Entries taken from a collection
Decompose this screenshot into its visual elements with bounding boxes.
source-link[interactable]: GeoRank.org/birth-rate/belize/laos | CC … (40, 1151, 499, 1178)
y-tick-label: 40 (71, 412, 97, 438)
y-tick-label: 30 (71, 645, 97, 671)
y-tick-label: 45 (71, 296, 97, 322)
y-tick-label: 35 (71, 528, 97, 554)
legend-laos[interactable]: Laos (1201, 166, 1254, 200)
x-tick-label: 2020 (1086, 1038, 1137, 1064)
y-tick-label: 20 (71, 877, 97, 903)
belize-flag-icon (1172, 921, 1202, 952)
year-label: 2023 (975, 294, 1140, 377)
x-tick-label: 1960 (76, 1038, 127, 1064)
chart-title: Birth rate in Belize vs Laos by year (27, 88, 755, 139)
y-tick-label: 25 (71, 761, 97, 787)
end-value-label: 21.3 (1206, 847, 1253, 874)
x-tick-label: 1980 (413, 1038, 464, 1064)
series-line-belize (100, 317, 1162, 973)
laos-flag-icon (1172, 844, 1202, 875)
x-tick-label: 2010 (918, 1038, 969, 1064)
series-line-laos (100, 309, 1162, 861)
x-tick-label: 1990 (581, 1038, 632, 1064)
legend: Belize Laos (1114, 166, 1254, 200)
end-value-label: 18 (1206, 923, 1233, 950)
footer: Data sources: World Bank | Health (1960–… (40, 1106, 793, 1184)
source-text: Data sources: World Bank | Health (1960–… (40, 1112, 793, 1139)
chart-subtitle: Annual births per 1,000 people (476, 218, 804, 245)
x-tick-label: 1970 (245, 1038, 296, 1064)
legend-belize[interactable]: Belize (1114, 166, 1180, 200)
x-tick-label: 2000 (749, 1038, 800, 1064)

_PROBLEM TO WORK ON_:
Copy out every line from the items above, unchanged.

_OUTPUT FOR THIS TASK_:
Decompose this screenshot into its visual elements with bounding boxes.
source-link[interactable]: GeoRank.org/birth-rate/belize/laos | CC … (40, 1151, 499, 1178)
y-tick-label: 40 (71, 412, 97, 438)
y-tick-label: 30 (71, 645, 97, 671)
y-tick-label: 45 (71, 296, 97, 322)
y-tick-label: 35 (71, 528, 97, 554)
legend-laos[interactable]: Laos (1201, 166, 1254, 200)
x-tick-label: 2020 (1086, 1038, 1137, 1064)
y-tick-label: 20 (71, 877, 97, 903)
belize-flag-icon (1172, 921, 1202, 952)
year-label: 2023 (975, 294, 1140, 377)
x-tick-label: 1960 (76, 1038, 127, 1064)
chart-title: Birth rate in Belize vs Laos by year (27, 88, 755, 139)
y-tick-label: 25 (71, 761, 97, 787)
end-value-label: 21.3 (1206, 847, 1253, 874)
x-tick-label: 1980 (413, 1038, 464, 1064)
series-line-belize (100, 317, 1162, 973)
laos-flag-icon (1172, 844, 1202, 875)
x-tick-label: 2010 (918, 1038, 969, 1064)
series-line-laos (100, 309, 1162, 861)
x-tick-label: 1990 (581, 1038, 632, 1064)
legend: Belize Laos (1114, 166, 1254, 200)
end-value-label: 18 (1206, 923, 1233, 950)
footer: Data sources: World Bank | Health (1960–… (40, 1106, 793, 1184)
source-text: Data sources: World Bank | Health (1960–… (40, 1112, 793, 1139)
chart-subtitle: Annual births per 1,000 people (476, 218, 804, 245)
x-tick-label: 1970 (245, 1038, 296, 1064)
legend-belize[interactable]: Belize (1114, 166, 1180, 200)
x-tick-label: 2000 (749, 1038, 800, 1064)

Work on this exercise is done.